* _GOAL_
Locate every line in the material below that has the word "learn". Copy each of those lines.

==== RECORDS FOR THIS EXERCISE

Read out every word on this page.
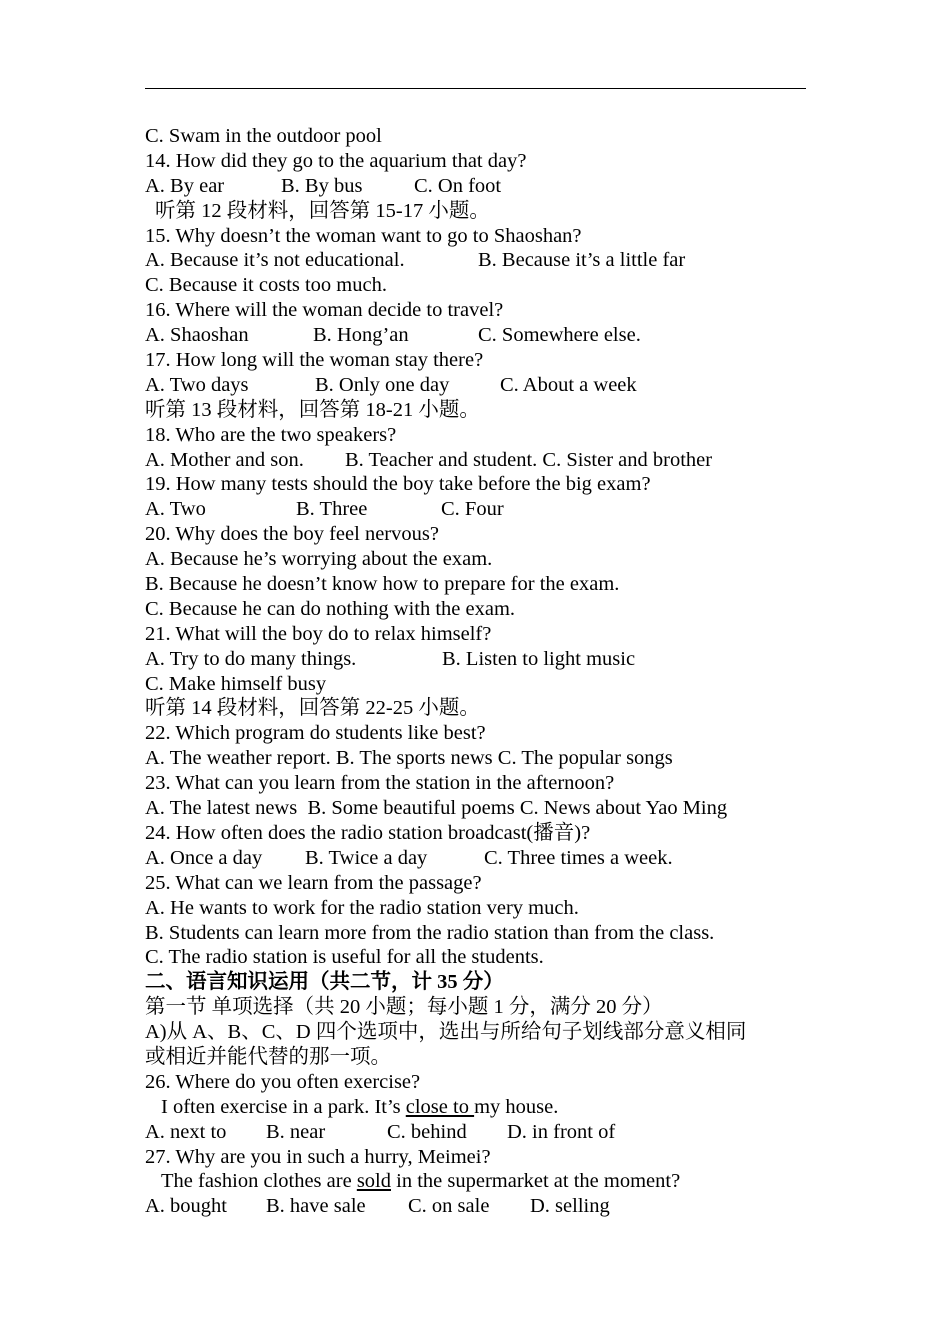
C. Swam in the outdoor pool
14. How did they go to the aquarium that day?
A. By ear	B. By bus	C. On foot
听第 12 段材料，回答第 15-17 小题。
15. Why doesn’t the woman want to go to Shaoshan?
A. Because it’s not educational.	B. Because it’s a little far
C. Because it costs too much.
16. Where will the woman decide to travel?
A. Shaoshan	B. Hong’an	C. Somewhere else.
17. How long will the woman stay there?
A. Two days	B. Only one day C. About a week
听第 13 段材料，回答第 18-21 小题。
18. Who are the two speakers?
A. Mother and son. B. Teacher and student. C. Sister and brother
19. How many tests should the boy take before the big exam?
A. Two	B. Three	C. Four
20. Why does the boy feel nervous?
A. Because he’s worrying about the exam.
B. Because he doesn’t know how to prepare for the exam.
C. Because he can do nothing with the exam.
21. What will the boy do to relax himself?
A. Try to do many things.	B. Listen to light music
C. Make himself busy
听第 14 段材料，回答第 22-25 小题。
22. Which program do students like best?
A. The weather report. B. The sports news C. The popular songs
23. What can you learn from the station in the afternoon?
A. The latest news  B. Some beautiful poems C. News about Yao Ming
24. How often does the radio station broadcast(播音)?
A. Once a day B. Twice a day	C. Three times a week.
25. What can we learn from the passage?
A. He wants to work for the radio station very much.
B. Students can learn more from the radio station than from the class.
C. The radio station is useful for all the students.
二、语言知识运用（共二节，计 35 分）
第一节 单项选择（共 20 小题；每小题 1 分，满分 20 分）
A)从 A、B、C、D 四个选项中，选出与所给句子划线部分意义相同
或相近并能代替的那一项。
26. Where do you often exercise?
I often exercise in a park. It’s close to my house.
A. next to B. near	C. behind D. in front of
27. Why are you in such a hurry, Meimei?
The fashion clothes are sold in the supermarket at the moment?
A. bought B. have sale C. on sale D. selling
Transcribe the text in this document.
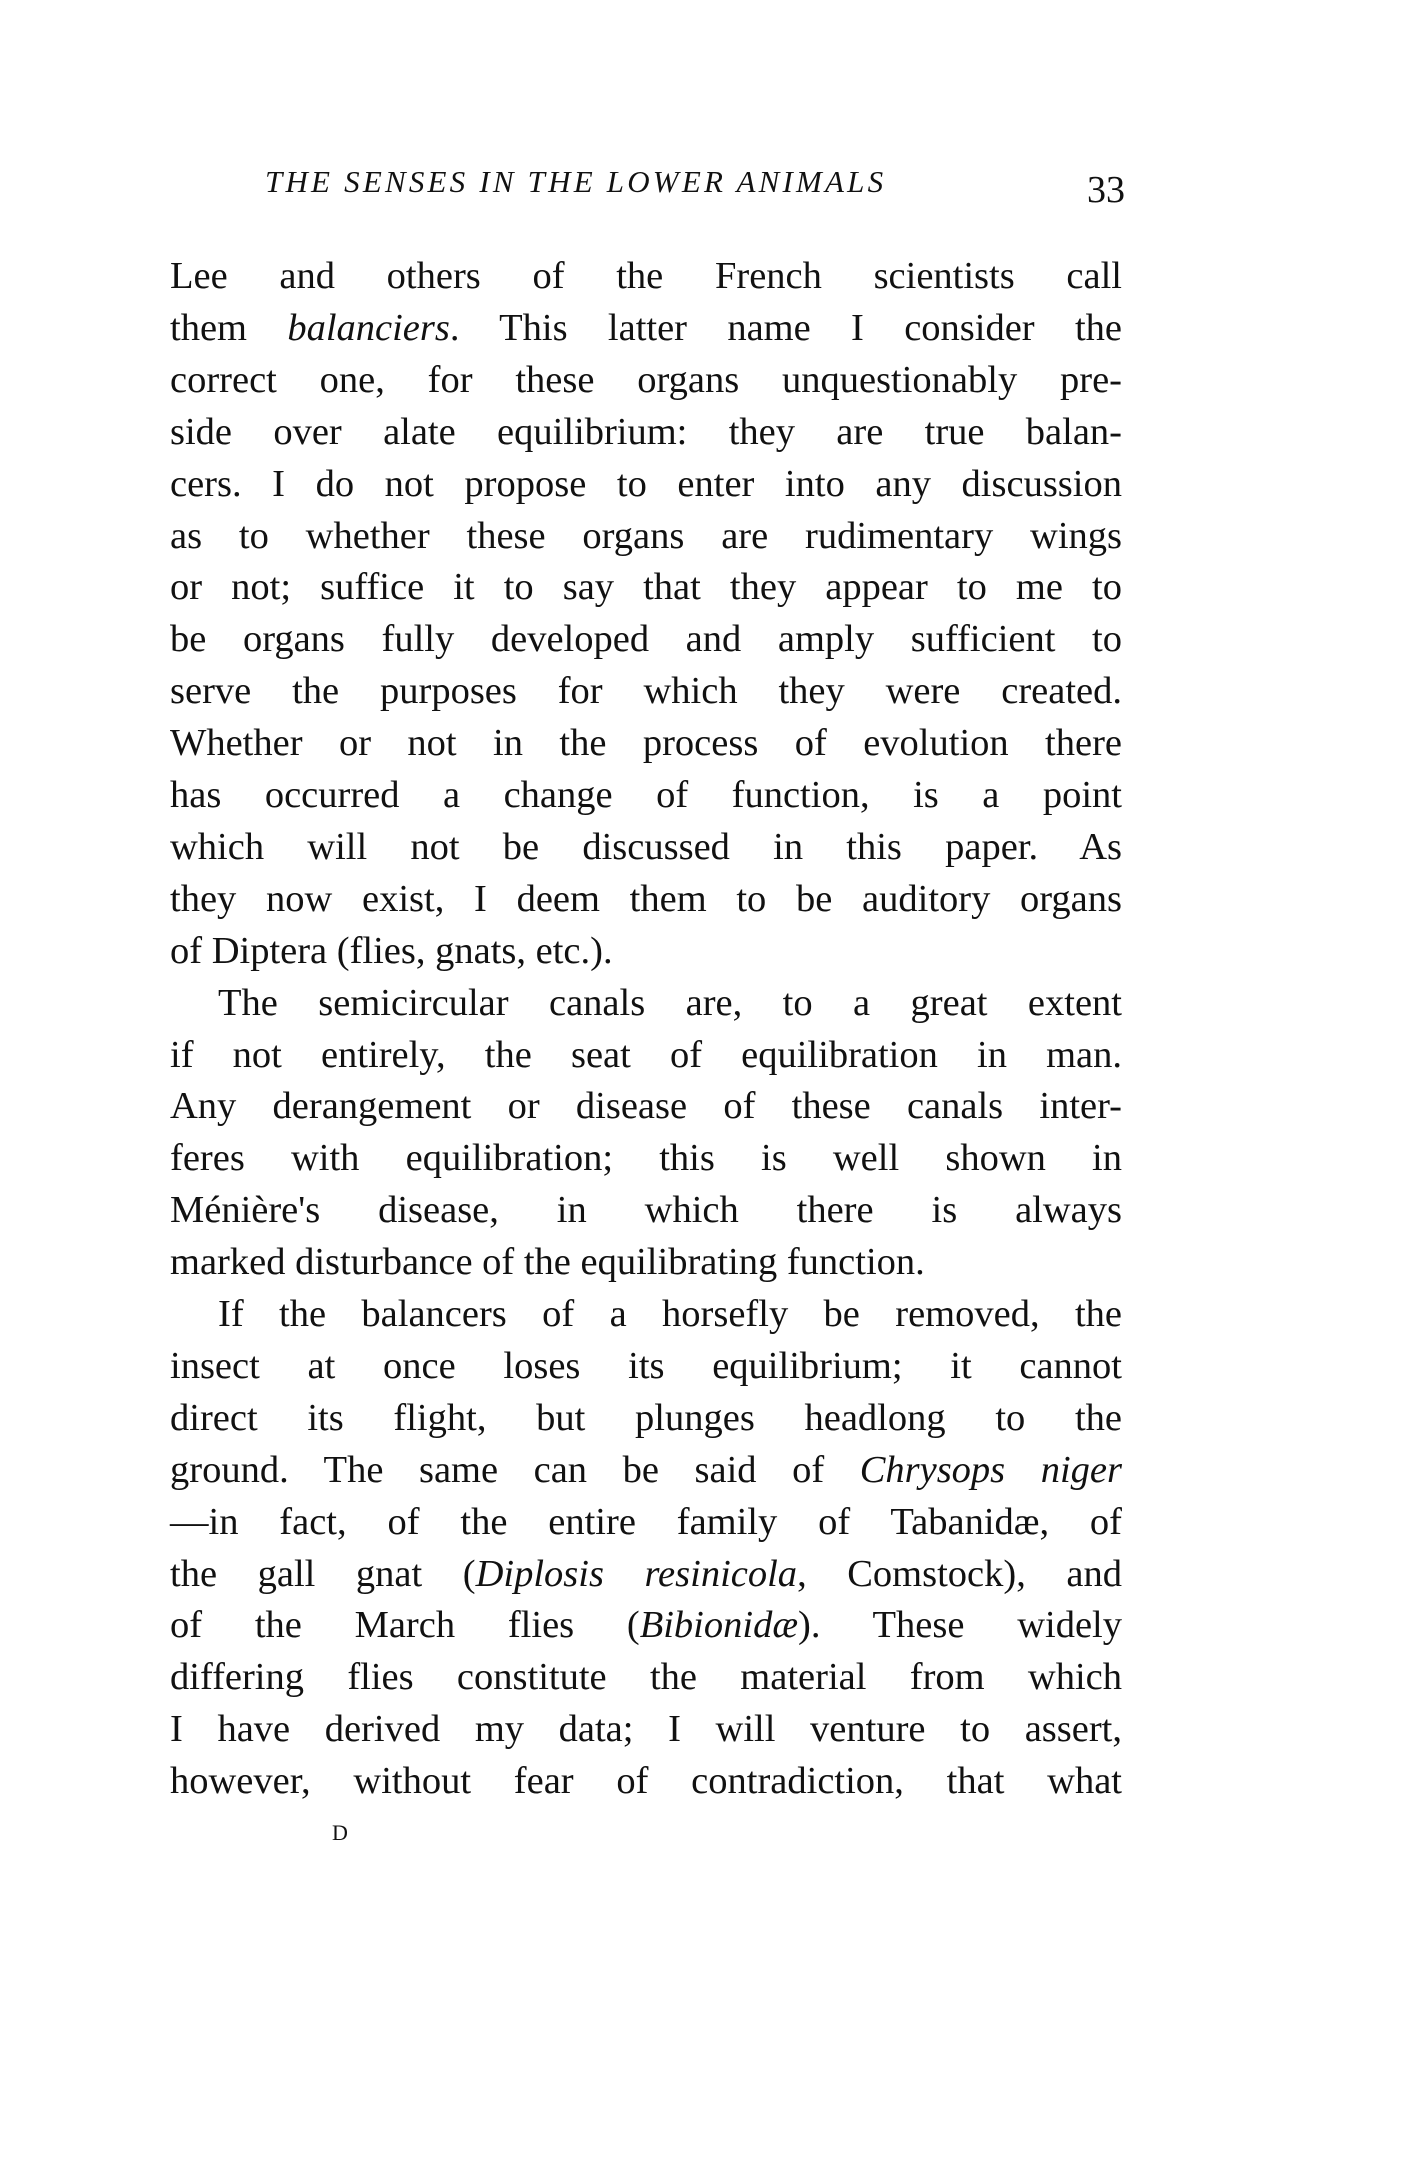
THE SENSES IN THE LOWER ANIMALS	33
Lee and others of the French scientists call
them balanciers. This latter name I consider the
correct one, for these organs unquestionably pre-
side over alate equilibrium: they are true balan-
cers. I do not propose to enter into any discussion
as to whether these organs are rudimentary wings
or not; suffice it to say that they appear to me to
be organs fully developed and amply sufficient to
serve the purposes for which they were created.
Whether or not in the process of evolution there
has occurred a change of function, is a point
which will not be discussed in this paper. As
they now exist, I deem them to be auditory organs
of Diptera (flies, gnats, etc.).
The semicircular canals are, to a great extent
if not entirely, the seat of equilibration in man.
Any derangement or disease of these canals inter-
feres with equilibration; this is well shown in
Ménière's disease, in which there is always
marked disturbance of the equilibrating function.
If the balancers of a horsefly be removed, the
insect at once loses its equilibrium; it cannot
direct its flight, but plunges headlong to the
ground. The same can be said of Chrysops niger
—in fact, of the entire family of Tabanidæ, of
the gall gnat (Diplosis resinicola, Comstock), and
of the March flies (Bibionidæ). These widely
differing flies constitute the material from which
I have derived my data; I will venture to assert,
however, without fear of contradiction, that what
D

========

* _REPLY_
23. What can you learn from the station in the afternoon?
25. What can we learn from the passage?
B. Students can learn more from the radio station than from the class.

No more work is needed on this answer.